- **SUPPLIED INFORMATION**
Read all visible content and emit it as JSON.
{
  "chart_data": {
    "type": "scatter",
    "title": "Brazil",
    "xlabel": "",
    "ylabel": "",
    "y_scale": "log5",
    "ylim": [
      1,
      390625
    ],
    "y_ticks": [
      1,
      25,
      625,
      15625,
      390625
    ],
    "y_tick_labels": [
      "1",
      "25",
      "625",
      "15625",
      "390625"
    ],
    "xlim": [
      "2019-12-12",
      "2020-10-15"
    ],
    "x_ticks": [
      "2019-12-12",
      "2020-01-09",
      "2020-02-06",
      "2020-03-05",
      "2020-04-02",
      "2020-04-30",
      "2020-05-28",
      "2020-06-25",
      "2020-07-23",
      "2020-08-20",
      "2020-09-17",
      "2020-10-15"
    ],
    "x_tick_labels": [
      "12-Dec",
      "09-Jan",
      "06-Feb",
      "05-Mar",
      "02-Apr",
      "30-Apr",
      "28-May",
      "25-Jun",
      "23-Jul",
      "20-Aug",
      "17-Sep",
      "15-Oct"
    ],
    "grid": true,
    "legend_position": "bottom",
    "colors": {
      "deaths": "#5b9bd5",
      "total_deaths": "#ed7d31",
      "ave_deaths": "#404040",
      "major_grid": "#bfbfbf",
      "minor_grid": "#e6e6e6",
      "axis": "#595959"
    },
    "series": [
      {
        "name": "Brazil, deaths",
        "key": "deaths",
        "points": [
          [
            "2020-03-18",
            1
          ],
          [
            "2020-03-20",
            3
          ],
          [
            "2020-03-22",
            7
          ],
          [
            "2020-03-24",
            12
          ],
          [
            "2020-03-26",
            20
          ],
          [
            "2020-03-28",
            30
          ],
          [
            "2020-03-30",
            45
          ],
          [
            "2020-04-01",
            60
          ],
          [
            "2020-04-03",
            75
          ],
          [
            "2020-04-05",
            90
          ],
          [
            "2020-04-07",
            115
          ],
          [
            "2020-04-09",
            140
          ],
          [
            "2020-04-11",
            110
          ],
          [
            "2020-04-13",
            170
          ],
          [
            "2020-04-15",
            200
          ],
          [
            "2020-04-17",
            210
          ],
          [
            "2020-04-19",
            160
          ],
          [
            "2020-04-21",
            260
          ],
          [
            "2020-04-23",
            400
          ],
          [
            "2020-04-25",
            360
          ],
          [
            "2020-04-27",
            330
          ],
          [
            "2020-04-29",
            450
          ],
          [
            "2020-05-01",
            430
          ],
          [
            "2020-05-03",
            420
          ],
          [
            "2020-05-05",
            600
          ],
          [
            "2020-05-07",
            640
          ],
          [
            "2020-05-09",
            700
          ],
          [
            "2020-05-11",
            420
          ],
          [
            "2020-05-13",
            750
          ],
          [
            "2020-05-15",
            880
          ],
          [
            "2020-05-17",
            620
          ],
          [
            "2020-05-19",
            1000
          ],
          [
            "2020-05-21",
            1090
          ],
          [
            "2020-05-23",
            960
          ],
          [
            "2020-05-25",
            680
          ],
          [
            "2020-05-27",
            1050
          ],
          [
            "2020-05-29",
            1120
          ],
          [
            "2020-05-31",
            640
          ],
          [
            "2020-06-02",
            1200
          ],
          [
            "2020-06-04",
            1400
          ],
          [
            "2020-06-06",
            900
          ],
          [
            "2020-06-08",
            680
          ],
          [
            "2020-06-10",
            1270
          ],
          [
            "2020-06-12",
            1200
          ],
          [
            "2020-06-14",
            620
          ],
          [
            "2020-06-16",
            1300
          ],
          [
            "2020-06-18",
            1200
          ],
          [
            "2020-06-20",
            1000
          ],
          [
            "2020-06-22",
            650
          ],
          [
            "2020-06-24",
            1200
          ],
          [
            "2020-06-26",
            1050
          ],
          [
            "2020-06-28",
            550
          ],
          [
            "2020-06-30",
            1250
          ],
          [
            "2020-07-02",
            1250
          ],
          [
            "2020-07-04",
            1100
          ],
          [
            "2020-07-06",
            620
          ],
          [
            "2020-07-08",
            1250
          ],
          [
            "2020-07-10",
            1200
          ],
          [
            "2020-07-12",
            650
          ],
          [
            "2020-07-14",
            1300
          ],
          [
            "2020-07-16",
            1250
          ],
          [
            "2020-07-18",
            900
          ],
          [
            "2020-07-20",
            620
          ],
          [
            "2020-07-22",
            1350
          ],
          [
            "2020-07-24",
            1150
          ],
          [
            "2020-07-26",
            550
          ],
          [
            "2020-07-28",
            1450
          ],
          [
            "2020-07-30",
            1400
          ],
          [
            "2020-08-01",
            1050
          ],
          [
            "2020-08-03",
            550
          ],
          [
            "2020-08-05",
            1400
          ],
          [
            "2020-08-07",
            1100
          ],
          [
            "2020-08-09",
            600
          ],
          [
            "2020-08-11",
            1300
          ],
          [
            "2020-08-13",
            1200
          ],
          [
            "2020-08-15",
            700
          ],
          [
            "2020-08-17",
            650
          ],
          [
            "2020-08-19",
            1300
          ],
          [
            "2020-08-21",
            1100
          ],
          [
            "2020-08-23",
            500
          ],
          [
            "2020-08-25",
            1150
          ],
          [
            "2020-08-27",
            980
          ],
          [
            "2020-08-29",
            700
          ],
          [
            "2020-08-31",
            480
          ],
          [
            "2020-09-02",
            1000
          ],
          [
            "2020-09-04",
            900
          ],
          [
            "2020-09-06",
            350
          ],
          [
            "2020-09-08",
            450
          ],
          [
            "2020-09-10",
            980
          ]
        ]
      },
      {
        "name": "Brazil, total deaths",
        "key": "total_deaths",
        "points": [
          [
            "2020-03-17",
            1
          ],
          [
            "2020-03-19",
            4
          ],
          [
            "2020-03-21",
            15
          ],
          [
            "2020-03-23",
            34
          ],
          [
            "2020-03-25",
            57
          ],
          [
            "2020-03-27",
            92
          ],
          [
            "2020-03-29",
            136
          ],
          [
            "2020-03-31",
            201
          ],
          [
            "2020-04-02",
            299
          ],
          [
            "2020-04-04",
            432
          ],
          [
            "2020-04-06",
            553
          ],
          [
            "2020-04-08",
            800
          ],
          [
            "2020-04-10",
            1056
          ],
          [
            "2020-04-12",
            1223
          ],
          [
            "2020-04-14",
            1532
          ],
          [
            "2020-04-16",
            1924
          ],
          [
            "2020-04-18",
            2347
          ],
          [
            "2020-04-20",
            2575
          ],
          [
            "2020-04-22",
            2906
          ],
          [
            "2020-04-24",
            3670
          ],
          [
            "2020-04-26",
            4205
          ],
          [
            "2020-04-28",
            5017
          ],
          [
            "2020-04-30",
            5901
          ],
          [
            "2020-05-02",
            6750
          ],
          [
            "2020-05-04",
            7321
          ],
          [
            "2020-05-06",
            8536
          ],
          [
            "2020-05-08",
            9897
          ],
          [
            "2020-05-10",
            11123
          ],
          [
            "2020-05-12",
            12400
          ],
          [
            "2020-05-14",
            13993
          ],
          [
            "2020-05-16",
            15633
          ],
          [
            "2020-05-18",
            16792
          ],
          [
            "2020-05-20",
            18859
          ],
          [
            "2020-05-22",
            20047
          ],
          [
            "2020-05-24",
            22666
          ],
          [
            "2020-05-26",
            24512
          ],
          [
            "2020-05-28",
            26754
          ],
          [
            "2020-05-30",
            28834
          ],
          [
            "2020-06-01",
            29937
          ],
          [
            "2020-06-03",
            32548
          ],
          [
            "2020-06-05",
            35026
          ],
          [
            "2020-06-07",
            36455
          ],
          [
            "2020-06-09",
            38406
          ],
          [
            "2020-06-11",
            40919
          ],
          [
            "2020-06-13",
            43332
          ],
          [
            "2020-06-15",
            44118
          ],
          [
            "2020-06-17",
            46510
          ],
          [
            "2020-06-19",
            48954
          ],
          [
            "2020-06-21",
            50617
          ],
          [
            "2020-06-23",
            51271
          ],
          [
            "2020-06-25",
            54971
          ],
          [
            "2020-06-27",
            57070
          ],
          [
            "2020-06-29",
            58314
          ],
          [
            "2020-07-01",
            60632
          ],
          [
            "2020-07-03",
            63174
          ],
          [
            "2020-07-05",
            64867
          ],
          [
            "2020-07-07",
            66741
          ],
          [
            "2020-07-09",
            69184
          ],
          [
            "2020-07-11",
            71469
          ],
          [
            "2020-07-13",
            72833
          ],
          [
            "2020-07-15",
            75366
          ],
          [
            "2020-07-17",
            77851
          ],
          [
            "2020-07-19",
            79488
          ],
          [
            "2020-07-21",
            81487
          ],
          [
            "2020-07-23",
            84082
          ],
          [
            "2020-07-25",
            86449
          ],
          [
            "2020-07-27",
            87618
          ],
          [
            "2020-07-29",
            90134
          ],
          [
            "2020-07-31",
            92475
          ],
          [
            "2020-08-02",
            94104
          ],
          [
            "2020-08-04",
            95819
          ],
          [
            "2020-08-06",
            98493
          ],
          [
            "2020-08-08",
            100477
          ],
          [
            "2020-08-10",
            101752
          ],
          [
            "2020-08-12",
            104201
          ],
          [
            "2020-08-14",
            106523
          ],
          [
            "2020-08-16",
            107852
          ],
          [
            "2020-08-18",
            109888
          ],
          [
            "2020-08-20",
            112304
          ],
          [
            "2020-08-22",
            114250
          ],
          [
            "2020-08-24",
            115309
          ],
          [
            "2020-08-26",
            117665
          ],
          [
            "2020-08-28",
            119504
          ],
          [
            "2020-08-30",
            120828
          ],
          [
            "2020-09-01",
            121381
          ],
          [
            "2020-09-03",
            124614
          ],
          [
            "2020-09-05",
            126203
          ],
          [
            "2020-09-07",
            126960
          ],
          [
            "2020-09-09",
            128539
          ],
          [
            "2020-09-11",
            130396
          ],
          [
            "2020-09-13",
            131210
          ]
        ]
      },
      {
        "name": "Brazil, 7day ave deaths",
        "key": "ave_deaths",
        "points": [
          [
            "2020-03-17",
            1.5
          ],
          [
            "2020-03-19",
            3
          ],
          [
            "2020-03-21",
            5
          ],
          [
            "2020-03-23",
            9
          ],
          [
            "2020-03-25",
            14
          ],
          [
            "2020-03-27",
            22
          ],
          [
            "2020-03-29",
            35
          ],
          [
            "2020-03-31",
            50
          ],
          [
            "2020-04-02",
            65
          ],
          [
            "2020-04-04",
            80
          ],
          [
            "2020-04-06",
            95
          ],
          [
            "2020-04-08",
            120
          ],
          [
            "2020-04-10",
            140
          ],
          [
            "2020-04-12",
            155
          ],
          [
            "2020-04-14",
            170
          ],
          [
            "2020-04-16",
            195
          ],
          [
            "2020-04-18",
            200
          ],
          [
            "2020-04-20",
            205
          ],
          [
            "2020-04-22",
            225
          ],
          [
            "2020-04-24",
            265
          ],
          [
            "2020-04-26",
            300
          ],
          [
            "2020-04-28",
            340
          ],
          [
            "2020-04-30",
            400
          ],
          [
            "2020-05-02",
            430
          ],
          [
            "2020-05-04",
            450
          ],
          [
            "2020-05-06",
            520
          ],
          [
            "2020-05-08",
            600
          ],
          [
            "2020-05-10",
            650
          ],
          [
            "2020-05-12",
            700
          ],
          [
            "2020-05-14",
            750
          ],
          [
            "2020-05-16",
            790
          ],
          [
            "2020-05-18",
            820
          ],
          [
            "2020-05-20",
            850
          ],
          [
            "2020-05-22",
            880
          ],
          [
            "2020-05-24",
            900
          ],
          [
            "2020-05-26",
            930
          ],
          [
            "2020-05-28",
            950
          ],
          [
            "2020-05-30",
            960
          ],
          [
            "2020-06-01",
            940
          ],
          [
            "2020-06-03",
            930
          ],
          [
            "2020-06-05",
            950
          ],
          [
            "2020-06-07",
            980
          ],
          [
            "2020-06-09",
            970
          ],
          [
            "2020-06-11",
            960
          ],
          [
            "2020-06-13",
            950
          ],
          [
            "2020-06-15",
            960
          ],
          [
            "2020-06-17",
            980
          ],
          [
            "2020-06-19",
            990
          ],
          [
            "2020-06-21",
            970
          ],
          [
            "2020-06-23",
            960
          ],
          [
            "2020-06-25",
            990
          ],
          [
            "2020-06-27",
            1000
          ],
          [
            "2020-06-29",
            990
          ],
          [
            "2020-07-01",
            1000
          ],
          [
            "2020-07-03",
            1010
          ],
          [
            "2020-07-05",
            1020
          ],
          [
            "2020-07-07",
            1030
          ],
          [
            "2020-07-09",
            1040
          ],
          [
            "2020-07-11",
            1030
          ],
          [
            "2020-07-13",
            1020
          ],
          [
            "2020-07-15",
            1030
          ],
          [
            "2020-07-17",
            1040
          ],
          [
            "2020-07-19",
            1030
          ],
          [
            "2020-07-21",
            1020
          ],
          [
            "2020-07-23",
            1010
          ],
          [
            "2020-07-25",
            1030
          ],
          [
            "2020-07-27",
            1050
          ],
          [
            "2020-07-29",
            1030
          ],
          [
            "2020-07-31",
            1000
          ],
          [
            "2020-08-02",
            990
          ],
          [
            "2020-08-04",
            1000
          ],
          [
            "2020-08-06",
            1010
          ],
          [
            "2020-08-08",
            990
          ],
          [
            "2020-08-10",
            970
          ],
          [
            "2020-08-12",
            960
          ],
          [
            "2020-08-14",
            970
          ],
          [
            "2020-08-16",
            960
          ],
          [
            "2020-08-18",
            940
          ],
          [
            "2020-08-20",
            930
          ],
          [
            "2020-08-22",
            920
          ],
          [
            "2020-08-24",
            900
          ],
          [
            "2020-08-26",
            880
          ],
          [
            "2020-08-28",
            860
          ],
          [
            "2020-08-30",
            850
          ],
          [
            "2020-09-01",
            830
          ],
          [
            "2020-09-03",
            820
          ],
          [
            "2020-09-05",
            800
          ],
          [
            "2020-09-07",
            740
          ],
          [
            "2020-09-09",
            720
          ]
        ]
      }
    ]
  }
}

- **EXERCISE REQUIREMENTS**
Look through the entries and return every line where "Brazil" appears.

- **RESULT OF THE EXERCISE**
    "title": "Brazil",
        "name": "Brazil, deaths",
        "name": "Brazil, total deaths",
        "name": "Brazil, 7day ave deaths",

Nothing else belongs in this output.